── Dataset records
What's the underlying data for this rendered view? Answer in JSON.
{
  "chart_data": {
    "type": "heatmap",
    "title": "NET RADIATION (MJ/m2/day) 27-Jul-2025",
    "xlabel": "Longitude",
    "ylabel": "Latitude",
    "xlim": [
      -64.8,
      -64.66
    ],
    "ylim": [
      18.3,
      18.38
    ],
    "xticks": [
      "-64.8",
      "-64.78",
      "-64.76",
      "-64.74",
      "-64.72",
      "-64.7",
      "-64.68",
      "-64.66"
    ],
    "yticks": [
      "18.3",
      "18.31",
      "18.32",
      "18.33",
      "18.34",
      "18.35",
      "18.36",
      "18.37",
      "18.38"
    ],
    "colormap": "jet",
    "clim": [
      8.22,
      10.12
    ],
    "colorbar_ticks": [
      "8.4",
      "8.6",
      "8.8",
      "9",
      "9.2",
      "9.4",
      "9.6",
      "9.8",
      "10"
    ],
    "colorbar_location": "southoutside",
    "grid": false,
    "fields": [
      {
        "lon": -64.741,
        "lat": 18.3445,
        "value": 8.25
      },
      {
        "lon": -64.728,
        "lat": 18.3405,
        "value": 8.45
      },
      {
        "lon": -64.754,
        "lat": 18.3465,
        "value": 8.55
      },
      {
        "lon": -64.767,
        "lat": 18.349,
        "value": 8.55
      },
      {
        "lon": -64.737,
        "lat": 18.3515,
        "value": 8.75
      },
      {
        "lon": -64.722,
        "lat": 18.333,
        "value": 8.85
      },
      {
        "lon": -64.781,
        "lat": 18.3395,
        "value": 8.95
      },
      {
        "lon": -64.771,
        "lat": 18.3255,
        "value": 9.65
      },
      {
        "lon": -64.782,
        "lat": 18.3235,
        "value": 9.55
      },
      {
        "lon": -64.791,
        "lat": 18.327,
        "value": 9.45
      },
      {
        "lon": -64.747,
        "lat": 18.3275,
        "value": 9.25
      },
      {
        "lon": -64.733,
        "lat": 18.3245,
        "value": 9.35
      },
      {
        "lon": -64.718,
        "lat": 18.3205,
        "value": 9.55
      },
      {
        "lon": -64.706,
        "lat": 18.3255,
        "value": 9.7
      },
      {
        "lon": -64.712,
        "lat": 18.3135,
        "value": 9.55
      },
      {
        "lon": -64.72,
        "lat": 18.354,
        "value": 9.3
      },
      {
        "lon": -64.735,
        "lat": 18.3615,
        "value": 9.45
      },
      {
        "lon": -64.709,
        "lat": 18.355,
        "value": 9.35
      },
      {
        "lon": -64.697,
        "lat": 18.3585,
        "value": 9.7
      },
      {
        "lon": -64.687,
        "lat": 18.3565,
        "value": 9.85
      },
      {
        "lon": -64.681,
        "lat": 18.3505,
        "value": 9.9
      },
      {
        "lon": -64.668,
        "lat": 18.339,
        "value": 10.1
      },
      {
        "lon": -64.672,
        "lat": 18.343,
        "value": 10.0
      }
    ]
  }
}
────
◆ Prompt
Take the material above and return all of it exactly.

◆ Response
What's the underlying data for this rendered view? Answer in JSON.
{
  "chart_data": {
    "type": "heatmap",
    "title": "NET RADIATION (MJ/m2/day) 27-Jul-2025",
    "xlabel": "Longitude",
    "ylabel": "Latitude",
    "xlim": [
      -64.8,
      -64.66
    ],
    "ylim": [
      18.3,
      18.38
    ],
    "xticks": [
      "-64.8",
      "-64.78",
      "-64.76",
      "-64.74",
      "-64.72",
      "-64.7",
      "-64.68",
      "-64.66"
    ],
    "yticks": [
      "18.3",
      "18.31",
      "18.32",
      "18.33",
      "18.34",
      "18.35",
      "18.36",
      "18.37",
      "18.38"
    ],
    "colormap": "jet",
    "clim": [
      8.22,
      10.12
    ],
    "colorbar_ticks": [
      "8.4",
      "8.6",
      "8.8",
      "9",
      "9.2",
      "9.4",
      "9.6",
      "9.8",
      "10"
    ],
    "colorbar_location": "southoutside",
    "grid": false,
    "fields": [
      {
        "lon": -64.741,
        "lat": 18.3445,
        "value": 8.25
      },
      {
        "lon": -64.728,
        "lat": 18.3405,
        "value": 8.45
      },
      {
        "lon": -64.754,
        "lat": 18.3465,
        "value": 8.55
      },
      {
        "lon": -64.767,
        "lat": 18.349,
        "value": 8.55
      },
      {
        "lon": -64.737,
        "lat": 18.3515,
        "value": 8.75
      },
      {
        "lon": -64.722,
        "lat": 18.333,
        "value": 8.85
      },
      {
        "lon": -64.781,
        "lat": 18.3395,
        "value": 8.95
      },
      {
        "lon": -64.771,
        "lat": 18.3255,
        "value": 9.65
      },
      {
        "lon": -64.782,
        "lat": 18.3235,
        "value": 9.55
      },
      {
        "lon": -64.791,
        "lat": 18.327,
        "value": 9.45
      },
      {
        "lon": -64.747,
        "lat": 18.3275,
        "value": 9.25
      },
      {
        "lon": -64.733,
        "lat": 18.3245,
        "value": 9.35
      },
      {
        "lon": -64.718,
        "lat": 18.3205,
        "value": 9.55
      },
      {
        "lon": -64.706,
        "lat": 18.3255,
        "value": 9.7
      },
      {
        "lon": -64.712,
        "lat": 18.3135,
        "value": 9.55
      },
      {
        "lon": -64.72,
        "lat": 18.354,
        "value": 9.3
      },
      {
        "lon": -64.735,
        "lat": 18.3615,
        "value": 9.45
      },
      {
        "lon": -64.709,
        "lat": 18.355,
        "value": 9.35
      },
      {
        "lon": -64.697,
        "lat": 18.3585,
        "value": 9.7
      },
      {
        "lon": -64.687,
        "lat": 18.3565,
        "value": 9.85
      },
      {
        "lon": -64.681,
        "lat": 18.3505,
        "value": 9.9
      },
      {
        "lon": -64.668,
        "lat": 18.339,
        "value": 10.1
      },
      {
        "lon": -64.672,
        "lat": 18.343,
        "value": 10.0
      }
    ]
  }
}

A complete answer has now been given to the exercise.